:: TASK DESCRIPTION ::
Filter the data for lines with the word "screenshot", then copy every line so identified.

:: SUPPLIED INFORMATION ::
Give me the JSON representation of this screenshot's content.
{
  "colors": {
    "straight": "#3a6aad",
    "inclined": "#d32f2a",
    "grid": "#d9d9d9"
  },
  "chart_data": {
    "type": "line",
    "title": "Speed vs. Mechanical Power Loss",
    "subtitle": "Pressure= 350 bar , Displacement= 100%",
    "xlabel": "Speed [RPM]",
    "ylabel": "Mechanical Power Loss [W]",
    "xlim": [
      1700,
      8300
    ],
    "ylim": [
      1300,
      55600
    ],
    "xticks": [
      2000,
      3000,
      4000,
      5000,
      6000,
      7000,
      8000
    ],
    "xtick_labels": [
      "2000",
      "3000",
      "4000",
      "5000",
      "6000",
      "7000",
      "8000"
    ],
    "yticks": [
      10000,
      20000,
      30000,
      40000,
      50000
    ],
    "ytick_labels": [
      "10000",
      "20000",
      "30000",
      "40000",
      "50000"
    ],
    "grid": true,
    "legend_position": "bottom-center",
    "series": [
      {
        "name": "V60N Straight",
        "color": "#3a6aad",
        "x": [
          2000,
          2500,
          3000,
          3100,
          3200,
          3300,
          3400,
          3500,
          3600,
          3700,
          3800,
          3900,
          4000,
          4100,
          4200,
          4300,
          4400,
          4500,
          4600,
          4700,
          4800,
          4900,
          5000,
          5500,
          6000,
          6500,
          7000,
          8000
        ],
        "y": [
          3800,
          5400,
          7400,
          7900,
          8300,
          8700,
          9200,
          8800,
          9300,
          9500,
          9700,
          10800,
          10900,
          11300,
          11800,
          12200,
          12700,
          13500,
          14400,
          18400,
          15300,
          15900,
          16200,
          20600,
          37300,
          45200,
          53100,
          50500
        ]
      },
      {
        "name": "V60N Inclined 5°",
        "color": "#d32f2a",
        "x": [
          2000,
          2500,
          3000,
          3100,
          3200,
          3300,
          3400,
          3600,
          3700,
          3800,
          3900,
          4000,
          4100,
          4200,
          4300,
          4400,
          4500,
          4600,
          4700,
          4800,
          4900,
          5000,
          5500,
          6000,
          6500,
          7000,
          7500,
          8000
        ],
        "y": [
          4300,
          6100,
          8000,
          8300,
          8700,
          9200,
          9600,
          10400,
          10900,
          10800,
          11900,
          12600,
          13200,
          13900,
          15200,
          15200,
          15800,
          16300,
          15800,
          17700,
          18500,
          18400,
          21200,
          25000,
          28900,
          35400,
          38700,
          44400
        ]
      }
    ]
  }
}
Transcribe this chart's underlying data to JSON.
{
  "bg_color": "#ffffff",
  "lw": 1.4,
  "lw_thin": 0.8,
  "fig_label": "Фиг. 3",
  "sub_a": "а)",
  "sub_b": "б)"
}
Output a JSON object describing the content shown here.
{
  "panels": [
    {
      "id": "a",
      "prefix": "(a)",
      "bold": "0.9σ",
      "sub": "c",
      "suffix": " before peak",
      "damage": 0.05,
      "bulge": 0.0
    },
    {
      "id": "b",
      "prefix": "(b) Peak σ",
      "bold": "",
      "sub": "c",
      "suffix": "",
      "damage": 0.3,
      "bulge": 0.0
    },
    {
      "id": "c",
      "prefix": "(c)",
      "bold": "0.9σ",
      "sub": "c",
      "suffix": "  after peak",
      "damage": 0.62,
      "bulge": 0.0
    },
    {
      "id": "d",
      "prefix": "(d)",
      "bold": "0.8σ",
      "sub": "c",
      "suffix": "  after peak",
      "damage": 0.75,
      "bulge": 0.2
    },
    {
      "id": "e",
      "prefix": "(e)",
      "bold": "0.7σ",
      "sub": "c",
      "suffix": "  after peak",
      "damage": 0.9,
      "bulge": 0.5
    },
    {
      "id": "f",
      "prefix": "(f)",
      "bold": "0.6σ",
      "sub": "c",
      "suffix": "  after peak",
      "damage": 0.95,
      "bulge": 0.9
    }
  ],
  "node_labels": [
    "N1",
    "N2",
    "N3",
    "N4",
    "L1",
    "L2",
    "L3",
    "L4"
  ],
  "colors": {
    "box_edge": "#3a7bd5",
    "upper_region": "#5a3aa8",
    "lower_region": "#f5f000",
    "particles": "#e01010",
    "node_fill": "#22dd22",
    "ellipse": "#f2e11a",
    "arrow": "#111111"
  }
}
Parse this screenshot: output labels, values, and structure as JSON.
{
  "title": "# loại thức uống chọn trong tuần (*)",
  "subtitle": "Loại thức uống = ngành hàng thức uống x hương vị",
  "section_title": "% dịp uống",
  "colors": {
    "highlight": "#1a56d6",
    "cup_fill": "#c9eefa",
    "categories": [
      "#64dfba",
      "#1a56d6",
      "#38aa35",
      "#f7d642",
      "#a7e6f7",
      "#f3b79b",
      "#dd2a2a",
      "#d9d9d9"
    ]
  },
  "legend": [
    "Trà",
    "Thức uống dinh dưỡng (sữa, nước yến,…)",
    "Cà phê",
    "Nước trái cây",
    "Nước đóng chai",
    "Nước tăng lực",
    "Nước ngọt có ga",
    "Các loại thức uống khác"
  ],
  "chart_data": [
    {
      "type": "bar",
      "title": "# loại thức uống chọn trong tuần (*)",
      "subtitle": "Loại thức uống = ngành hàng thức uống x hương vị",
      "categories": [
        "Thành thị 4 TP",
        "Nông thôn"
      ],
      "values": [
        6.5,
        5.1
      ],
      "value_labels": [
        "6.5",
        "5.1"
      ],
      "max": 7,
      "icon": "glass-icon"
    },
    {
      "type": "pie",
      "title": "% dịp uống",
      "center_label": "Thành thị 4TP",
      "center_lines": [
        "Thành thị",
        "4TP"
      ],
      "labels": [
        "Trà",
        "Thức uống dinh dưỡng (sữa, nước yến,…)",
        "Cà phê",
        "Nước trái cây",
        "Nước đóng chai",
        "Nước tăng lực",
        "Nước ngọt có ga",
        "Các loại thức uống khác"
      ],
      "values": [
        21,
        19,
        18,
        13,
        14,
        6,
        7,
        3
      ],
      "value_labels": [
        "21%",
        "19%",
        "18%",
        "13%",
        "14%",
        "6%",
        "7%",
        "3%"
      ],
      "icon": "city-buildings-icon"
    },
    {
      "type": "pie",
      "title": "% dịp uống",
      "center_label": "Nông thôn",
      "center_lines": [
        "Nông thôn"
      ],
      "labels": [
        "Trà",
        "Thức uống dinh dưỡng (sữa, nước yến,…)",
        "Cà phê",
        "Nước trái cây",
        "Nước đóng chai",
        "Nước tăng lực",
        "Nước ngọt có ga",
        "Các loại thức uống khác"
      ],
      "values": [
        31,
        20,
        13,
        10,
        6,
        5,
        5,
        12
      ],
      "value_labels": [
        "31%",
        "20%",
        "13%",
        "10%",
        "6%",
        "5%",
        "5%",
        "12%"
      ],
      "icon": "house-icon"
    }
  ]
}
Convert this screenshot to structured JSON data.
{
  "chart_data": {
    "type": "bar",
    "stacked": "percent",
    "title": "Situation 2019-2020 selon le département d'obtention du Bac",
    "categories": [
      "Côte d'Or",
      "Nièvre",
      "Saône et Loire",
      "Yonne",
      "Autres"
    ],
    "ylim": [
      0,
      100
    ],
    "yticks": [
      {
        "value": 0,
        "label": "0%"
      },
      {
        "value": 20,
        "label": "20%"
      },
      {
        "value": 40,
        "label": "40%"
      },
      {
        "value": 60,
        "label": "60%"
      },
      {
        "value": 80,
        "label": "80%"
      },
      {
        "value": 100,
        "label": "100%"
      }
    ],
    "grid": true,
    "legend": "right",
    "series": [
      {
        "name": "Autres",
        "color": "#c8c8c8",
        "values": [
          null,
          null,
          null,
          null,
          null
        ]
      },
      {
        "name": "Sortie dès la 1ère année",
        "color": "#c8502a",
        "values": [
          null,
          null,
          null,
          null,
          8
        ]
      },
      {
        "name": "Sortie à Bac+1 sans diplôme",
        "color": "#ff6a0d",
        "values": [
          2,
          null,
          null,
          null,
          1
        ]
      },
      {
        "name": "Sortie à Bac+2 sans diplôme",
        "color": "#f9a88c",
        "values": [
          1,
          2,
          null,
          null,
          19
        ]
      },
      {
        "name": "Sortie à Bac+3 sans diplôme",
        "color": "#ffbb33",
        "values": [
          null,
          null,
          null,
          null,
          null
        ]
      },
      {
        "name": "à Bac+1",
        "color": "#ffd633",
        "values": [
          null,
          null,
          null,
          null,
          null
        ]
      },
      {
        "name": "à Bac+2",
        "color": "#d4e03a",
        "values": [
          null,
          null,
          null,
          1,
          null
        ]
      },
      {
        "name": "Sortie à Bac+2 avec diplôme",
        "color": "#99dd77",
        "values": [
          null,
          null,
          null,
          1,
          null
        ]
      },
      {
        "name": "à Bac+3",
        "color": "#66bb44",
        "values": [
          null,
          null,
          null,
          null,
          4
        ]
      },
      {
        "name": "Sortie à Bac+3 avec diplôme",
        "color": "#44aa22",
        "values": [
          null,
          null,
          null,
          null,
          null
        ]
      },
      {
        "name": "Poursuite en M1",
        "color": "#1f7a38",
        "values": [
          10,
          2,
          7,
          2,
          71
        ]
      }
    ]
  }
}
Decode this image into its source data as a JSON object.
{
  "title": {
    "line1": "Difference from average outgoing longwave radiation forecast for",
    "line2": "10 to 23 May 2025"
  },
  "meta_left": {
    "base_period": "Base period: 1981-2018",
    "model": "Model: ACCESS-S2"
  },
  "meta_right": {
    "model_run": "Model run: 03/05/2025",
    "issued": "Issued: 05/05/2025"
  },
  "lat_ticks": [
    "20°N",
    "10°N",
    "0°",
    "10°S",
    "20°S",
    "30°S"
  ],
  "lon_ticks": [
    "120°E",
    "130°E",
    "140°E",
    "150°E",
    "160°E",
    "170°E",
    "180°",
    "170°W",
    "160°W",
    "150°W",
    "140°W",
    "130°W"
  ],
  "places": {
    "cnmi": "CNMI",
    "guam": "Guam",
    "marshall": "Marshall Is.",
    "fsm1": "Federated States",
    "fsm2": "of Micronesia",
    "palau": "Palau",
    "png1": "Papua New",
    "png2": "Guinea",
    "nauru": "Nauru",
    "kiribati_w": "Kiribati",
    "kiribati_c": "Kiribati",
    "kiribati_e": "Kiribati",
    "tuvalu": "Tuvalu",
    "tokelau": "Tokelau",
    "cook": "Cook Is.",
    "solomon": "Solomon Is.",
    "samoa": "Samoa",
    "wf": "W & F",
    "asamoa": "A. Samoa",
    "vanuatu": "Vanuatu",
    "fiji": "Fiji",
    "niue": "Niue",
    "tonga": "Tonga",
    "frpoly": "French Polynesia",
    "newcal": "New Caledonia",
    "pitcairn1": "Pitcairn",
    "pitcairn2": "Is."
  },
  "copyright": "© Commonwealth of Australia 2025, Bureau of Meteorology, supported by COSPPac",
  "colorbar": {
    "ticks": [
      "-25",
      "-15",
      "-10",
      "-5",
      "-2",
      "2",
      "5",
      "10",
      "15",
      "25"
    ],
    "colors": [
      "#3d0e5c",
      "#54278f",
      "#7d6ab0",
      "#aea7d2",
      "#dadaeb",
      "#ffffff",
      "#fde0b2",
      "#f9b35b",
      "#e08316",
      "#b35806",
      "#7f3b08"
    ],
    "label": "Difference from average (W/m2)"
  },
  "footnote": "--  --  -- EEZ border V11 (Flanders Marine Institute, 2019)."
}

:: RESPONSE TO THIS EXERCISE ::
Give me the JSON representation of this screenshot's content.
Parse this screenshot: output labels, values, and structure as JSON.
Convert this screenshot to structured JSON data.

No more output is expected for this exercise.